[Exercise instructions]:
Leave out the pictures and transcribe everything else exactly.

[Dataset]:
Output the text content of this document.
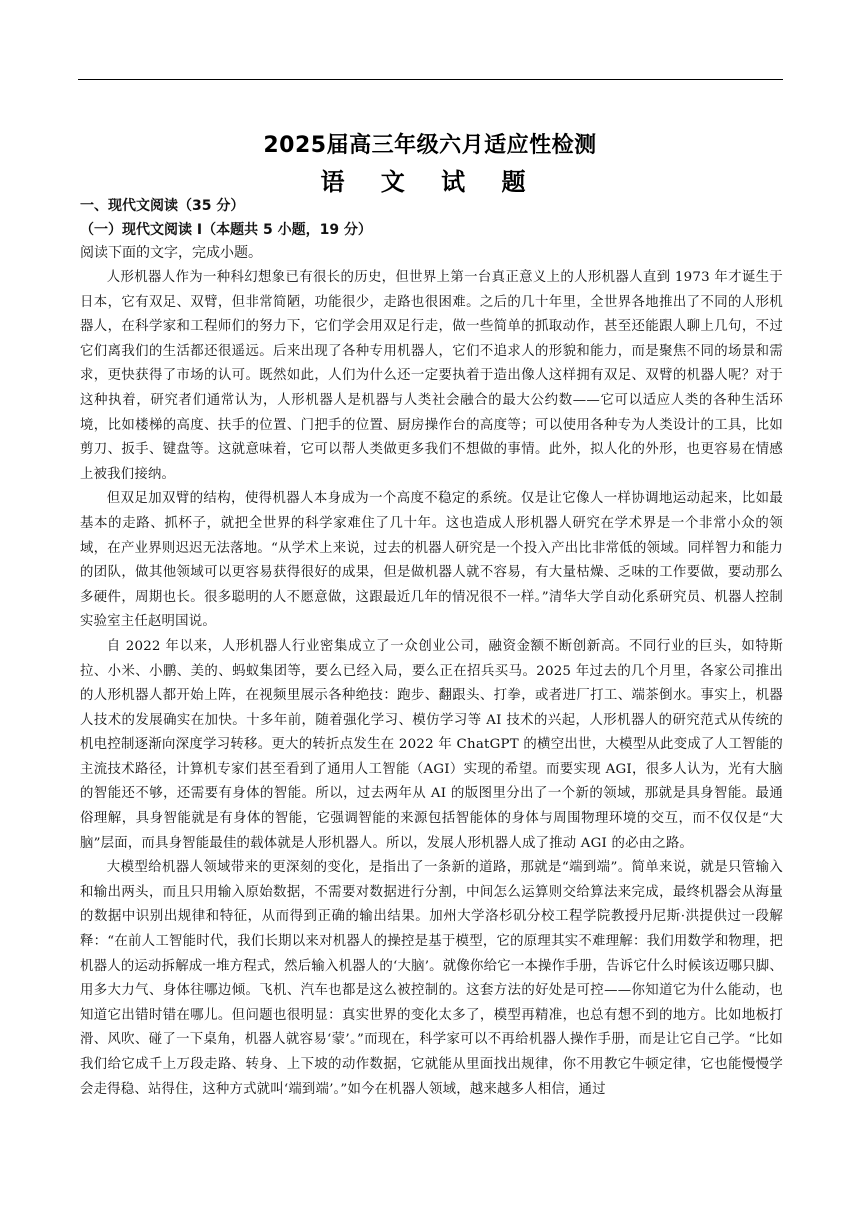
2025届高三年级六月适应性检测
语 文 试 题
一、现代文阅读（35 分）
（一）现代文阅读 Ⅰ（本题共 5 小题，19 分）
阅读下面的文字，完成小题。

人形机器人作为一种科幻想象已有很长的历史，但世界上第一台真正意义上的人形机器人直到 1973 年才诞生于日本，它有双足、双臂，但非常简陋，功能很少，走路也很困难。之后的几十年里，全世界各地推出了不同的人形机器人，在科学家和工程师们的努力下，它们学会用双足行走，做一些简单的抓取动作，甚至还能跟人聊上几句，不过它们离我们的生活都还很遥远。后来出现了各种专用机器人，它们不追求人的形貌和能力，而是聚焦不同的场景和需求，更快获得了市场的认可。既然如此，人们为什么还一定要执着于造出像人这样拥有双足、双臂的机器人呢？对于这种执着，研究者们通常认为，人形机器人是机器与人类社会融合的最大公约数——它可以适应人类的各种生活环境，比如楼梯的高度、扶手的位置、门把手的位置、厨房操作台的高度等；可以使用各种专为人类设计的工具，比如剪刀、扳手、键盘等。这就意味着，它可以帮人类做更多我们不想做的事情。此外，拟人化的外形，也更容易在情感上被我们接纳。

但双足加双臂的结构，使得机器人本身成为一个高度不稳定的系统。仅是让它像人一样协调地运动起来，比如最基本的走路、抓杯子，就把全世界的科学家难住了几十年。这也造成人形机器人研究在学术界是一个非常小众的领域，在产业界则迟迟无法落地。“从学术上来说，过去的机器人研究是一个投入产出比非常低的领域。同样智力和能力的团队，做其他领域可以更容易获得很好的成果，但是做机器人就不容易，有大量枯燥、乏味的工作要做，要动那么多硬件，周期也长。很多聪明的人不愿意做，这跟最近几年的情况很不一样。”清华大学自动化系研究员、机器人控制实验室主任赵明国说。

自 2022 年以来，人形机器人行业密集成立了一众创业公司，融资金额不断创新高。不同行业的巨头，如特斯拉、小米、小鹏、美的、蚂蚁集团等，要么已经入局，要么正在招兵买马。2025 年过去的几个月里，各家公司推出的人形机器人都开始上阵，在视频里展示各种绝技：跑步、翻跟头、打拳，或者进厂打工、端茶倒水。事实上，机器人技术的发展确实在加快。十多年前，随着强化学习、模仿学习等 AI 技术的兴起，人形机器人的研究范式从传统的机电控制逐渐向深度学习转移。更大的转折点发生在 2022 年 ChatGPT 的横空出世，大模型从此变成了人工智能的主流技术路径，计算机专家们甚至看到了通用人工智能（AGI）实现的希望。而要实现 AGI，很多人认为，光有大脑的智能还不够，还需要有身体的智能。所以，过去两年从 AI 的版图里分出了一个新的领域，那就是具身智能。最通俗理解，具身智能就是有身体的智能，它强调智能的来源包括智能体的身体与周围物理环境的交互，而不仅仅是“大脑”层面，而具身智能最佳的载体就是人形机器人。所以，发展人形机器人成了推动 AGI 的必由之路。

大模型给机器人领域带来的更深刻的变化，是指出了一条新的道路，那就是“端到端”。简单来说，就是只管输入和输出两头，而且只用输入原始数据，不需要对数据进行分割，中间怎么运算则交给算法来完成，最终机器会从海量的数据中识别出规律和特征，从而得到正确的输出结果。加州大学洛杉矶分校工程学院教授丹尼斯·洪提供过一段解释：“在前人工智能时代，我们长期以来对机器人的操控是基于模型，它的原理其实不难理解：我们用数学和物理，把机器人的运动拆解成一堆方程式，然后输入机器人的‘大脑’。就像你给它一本操作手册，告诉它什么时候该迈哪只脚、用多大力气、身体往哪边倾。飞机、汽车也都是这么被控制的。这套方法的好处是可控——你知道它为什么能动，也知道它出错时错在哪儿。但问题也很明显：真实世界的变化太多了，模型再精准，也总有想不到的地方。比如地板打滑、风吹、碰了一下桌角，机器人就容易‘蒙’。”而现在，科学家可以不再给机器人操作手册，而是让它自己学。“比如我们给它成千上万段走路、转身、上下坡的动作数据，它就能从里面找出规律，你不用教它牛顿定律，它也能慢慢学会走得稳、站得住，这种方式就叫‘端到端’。”如今在机器人领域，越来越多人相信，通过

[Task response]:
Output the text content of this document.
2025届高三年级六月适应性检测
语 文 试 题
一、现代文阅读（35 分）
（一）现代文阅读 Ⅰ（本题共 5 小题，19 分）
阅读下面的文字，完成小题。

人形机器人作为一种科幻想象已有很长的历史，但世界上第一台真正意义上的人形机器人直到 1973 年才诞生于日本，它有双足、双臂，但非常简陋，功能很少，走路也很困难。之后的几十年里，全世界各地推出了不同的人形机器人，在科学家和工程师们的努力下，它们学会用双足行走，做一些简单的抓取动作，甚至还能跟人聊上几句，不过它们离我们的生活都还很遥远。后来出现了各种专用机器人，它们不追求人的形貌和能力，而是聚焦不同的场景和需求，更快获得了市场的认可。既然如此，人们为什么还一定要执着于造出像人这样拥有双足、双臂的机器人呢？对于这种执着，研究者们通常认为，人形机器人是机器与人类社会融合的最大公约数——它可以适应人类的各种生活环境，比如楼梯的高度、扶手的位置、门把手的位置、厨房操作台的高度等；可以使用各种专为人类设计的工具，比如剪刀、扳手、键盘等。这就意味着，它可以帮人类做更多我们不想做的事情。此外，拟人化的外形，也更容易在情感上被我们接纳。

但双足加双臂的结构，使得机器人本身成为一个高度不稳定的系统。仅是让它像人一样协调地运动起来，比如最基本的走路、抓杯子，就把全世界的科学家难住了几十年。这也造成人形机器人研究在学术界是一个非常小众的领域，在产业界则迟迟无法落地。“从学术上来说，过去的机器人研究是一个投入产出比非常低的领域。同样智力和能力的团队，做其他领域可以更容易获得很好的成果，但是做机器人就不容易，有大量枯燥、乏味的工作要做，要动那么多硬件，周期也长。很多聪明的人不愿意做，这跟最近几年的情况很不一样。”清华大学自动化系研究员、机器人控制实验室主任赵明国说。

自 2022 年以来，人形机器人行业密集成立了一众创业公司，融资金额不断创新高。不同行业的巨头，如特斯拉、小米、小鹏、美的、蚂蚁集团等，要么已经入局，要么正在招兵买马。2025 年过去的几个月里，各家公司推出的人形机器人都开始上阵，在视频里展示各种绝技：跑步、翻跟头、打拳，或者进厂打工、端茶倒水。事实上，机器人技术的发展确实在加快。十多年前，随着强化学习、模仿学习等 AI 技术的兴起，人形机器人的研究范式从传统的机电控制逐渐向深度学习转移。更大的转折点发生在 2022 年 ChatGPT 的横空出世，大模型从此变成了人工智能的主流技术路径，计算机专家们甚至看到了通用人工智能（AGI）实现的希望。而要实现 AGI，很多人认为，光有大脑的智能还不够，还需要有身体的智能。所以，过去两年从 AI 的版图里分出了一个新的领域，那就是具身智能。最通俗理解，具身智能就是有身体的智能，它强调智能的来源包括智能体的身体与周围物理环境的交互，而不仅仅是“大脑”层面，而具身智能最佳的载体就是人形机器人。所以，发展人形机器人成了推动 AGI 的必由之路。

大模型给机器人领域带来的更深刻的变化，是指出了一条新的道路，那就是“端到端”。简单来说，就是只管输入和输出两头，而且只用输入原始数据，不需要对数据进行分割，中间怎么运算则交给算法来完成，最终机器会从海量的数据中识别出规律和特征，从而得到正确的输出结果。加州大学洛杉矶分校工程学院教授丹尼斯·洪提供过一段解释：“在前人工智能时代，我们长期以来对机器人的操控是基于模型，它的原理其实不难理解：我们用数学和物理，把机器人的运动拆解成一堆方程式，然后输入机器人的‘大脑’。就像你给它一本操作手册，告诉它什么时候该迈哪只脚、用多大力气、身体往哪边倾。飞机、汽车也都是这么被控制的。这套方法的好处是可控——你知道它为什么能动，也知道它出错时错在哪儿。但问题也很明显：真实世界的变化太多了，模型再精准，也总有想不到的地方。比如地板打滑、风吹、碰了一下桌角，机器人就容易‘蒙’。”而现在，科学家可以不再给机器人操作手册，而是让它自己学。“比如我们给它成千上万段走路、转身、上下坡的动作数据，它就能从里面找出规律，你不用教它牛顿定律，它也能慢慢学会走得稳、站得住，这种方式就叫‘端到端’。”如今在机器人领域，越来越多人相信，通过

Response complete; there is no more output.